◆ **What the task requires**:
Omit every image, and transcribe the remaining entries exactly as given.

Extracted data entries
begin

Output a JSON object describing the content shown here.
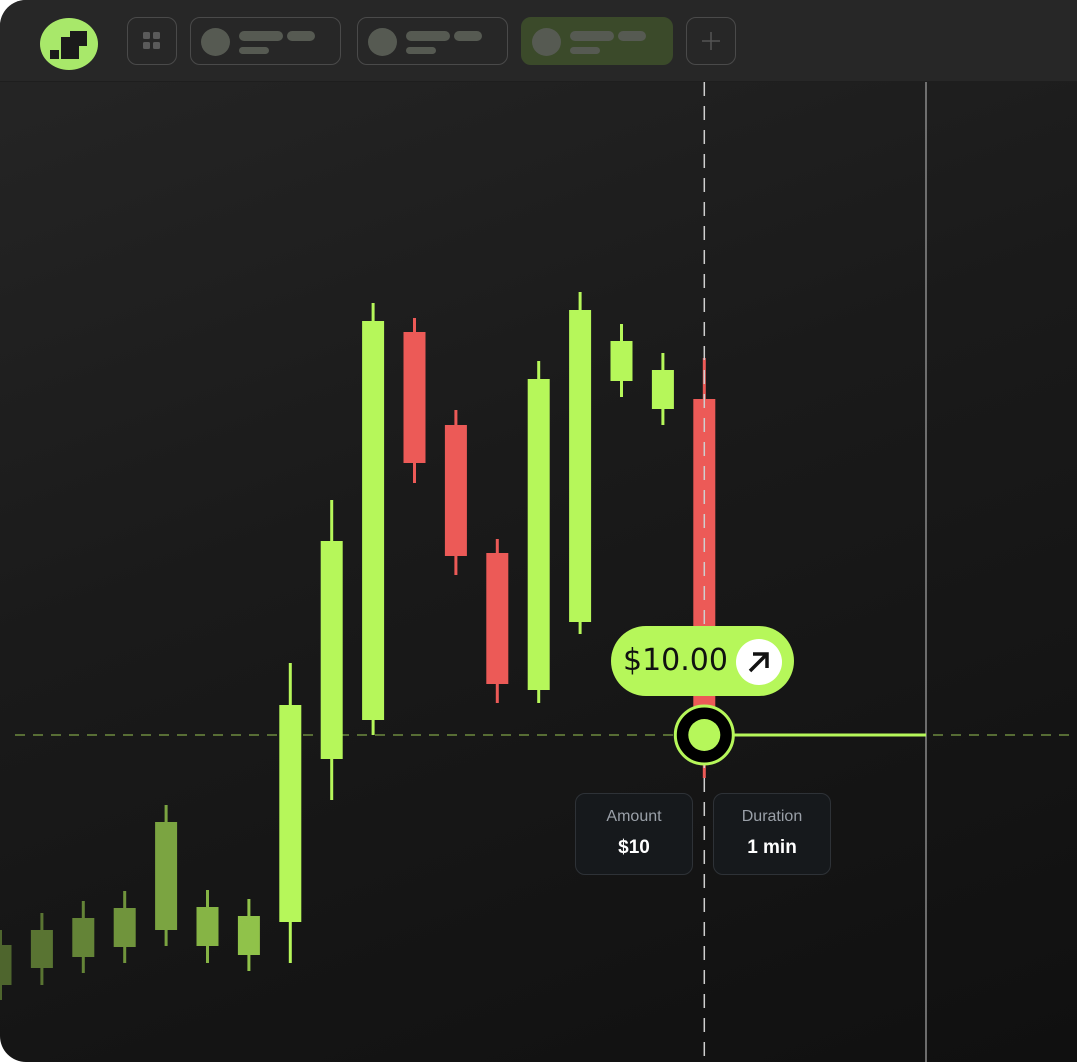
{
  "topbar": {
    "tabs": [
      {
        "state": "inactive"
      },
      {
        "state": "inactive"
      },
      {
        "state": "active"
      }
    ],
    "icons": {
      "logo": "app-logo",
      "grid": "grid-icon",
      "add": "plus-icon"
    }
  },
  "trade": {
    "price_label": "$10.00",
    "direction_icon": "arrow-up-right-icon",
    "amount_label": "Amount",
    "amount_value": "$10",
    "duration_label": "Duration",
    "duration_value": "1 min"
  },
  "colors": {
    "up": "#b6f75a",
    "down": "#ec5a57",
    "accent": "#b6f75a"
  },
  "chart_data": {
    "type": "candlestick",
    "grid": false,
    "strike_price": 327,
    "candles": [
      {
        "o": 77,
        "h": 132,
        "l": 62,
        "c": 117
      },
      {
        "o": 94,
        "h": 149,
        "l": 77,
        "c": 132
      },
      {
        "o": 105,
        "h": 161,
        "l": 89,
        "c": 144
      },
      {
        "o": 115,
        "h": 171,
        "l": 99,
        "c": 154
      },
      {
        "o": 132,
        "h": 257,
        "l": 116,
        "c": 240
      },
      {
        "o": 116,
        "h": 172,
        "l": 99,
        "c": 155
      },
      {
        "o": 107,
        "h": 163,
        "l": 91,
        "c": 146
      },
      {
        "o": 140,
        "h": 399,
        "l": 99,
        "c": 357
      },
      {
        "o": 303,
        "h": 562,
        "l": 262,
        "c": 521
      },
      {
        "o": 342,
        "h": 759,
        "l": 327,
        "c": 741
      },
      {
        "o": 730,
        "h": 744,
        "l": 579,
        "c": 599
      },
      {
        "o": 637,
        "h": 652,
        "l": 487,
        "c": 506
      },
      {
        "o": 509,
        "h": 523,
        "l": 359,
        "c": 378
      },
      {
        "o": 372,
        "h": 701,
        "l": 359,
        "c": 683
      },
      {
        "o": 440,
        "h": 770,
        "l": 428,
        "c": 752
      },
      {
        "o": 681,
        "h": 738,
        "l": 665,
        "c": 721
      },
      {
        "o": 653,
        "h": 709,
        "l": 637,
        "c": 692
      },
      {
        "o": 663,
        "h": 704,
        "l": 284,
        "c": 327
      }
    ]
  }
}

end

◆ **Solution to this task**:
Output a JSON object describing the content shown here.
{
  "topbar": {
    "tabs": [
      {
        "state": "inactive"
      },
      {
        "state": "inactive"
      },
      {
        "state": "active"
      }
    ],
    "icons": {
      "logo": "app-logo",
      "grid": "grid-icon",
      "add": "plus-icon"
    }
  },
  "trade": {
    "price_label": "$10.00",
    "direction_icon": "arrow-up-right-icon",
    "amount_label": "Amount",
    "amount_value": "$10",
    "duration_label": "Duration",
    "duration_value": "1 min"
  },
  "colors": {
    "up": "#b6f75a",
    "down": "#ec5a57",
    "accent": "#b6f75a"
  },
  "chart_data": {
    "type": "candlestick",
    "grid": false,
    "strike_price": 327,
    "candles": [
      {
        "o": 77,
        "h": 132,
        "l": 62,
        "c": 117
      },
      {
        "o": 94,
        "h": 149,
        "l": 77,
        "c": 132
      },
      {
        "o": 105,
        "h": 161,
        "l": 89,
        "c": 144
      },
      {
        "o": 115,
        "h": 171,
        "l": 99,
        "c": 154
      },
      {
        "o": 132,
        "h": 257,
        "l": 116,
        "c": 240
      },
      {
        "o": 116,
        "h": 172,
        "l": 99,
        "c": 155
      },
      {
        "o": 107,
        "h": 163,
        "l": 91,
        "c": 146
      },
      {
        "o": 140,
        "h": 399,
        "l": 99,
        "c": 357
      },
      {
        "o": 303,
        "h": 562,
        "l": 262,
        "c": 521
      },
      {
        "o": 342,
        "h": 759,
        "l": 327,
        "c": 741
      },
      {
        "o": 730,
        "h": 744,
        "l": 579,
        "c": 599
      },
      {
        "o": 637,
        "h": 652,
        "l": 487,
        "c": 506
      },
      {
        "o": 509,
        "h": 523,
        "l": 359,
        "c": 378
      },
      {
        "o": 372,
        "h": 701,
        "l": 359,
        "c": 683
      },
      {
        "o": 440,
        "h": 770,
        "l": 428,
        "c": 752
      },
      {
        "o": 681,
        "h": 738,
        "l": 665,
        "c": 721
      },
      {
        "o": 653,
        "h": 709,
        "l": 637,
        "c": 692
      },
      {
        "o": 663,
        "h": 704,
        "l": 284,
        "c": 327
      }
    ]
  }
}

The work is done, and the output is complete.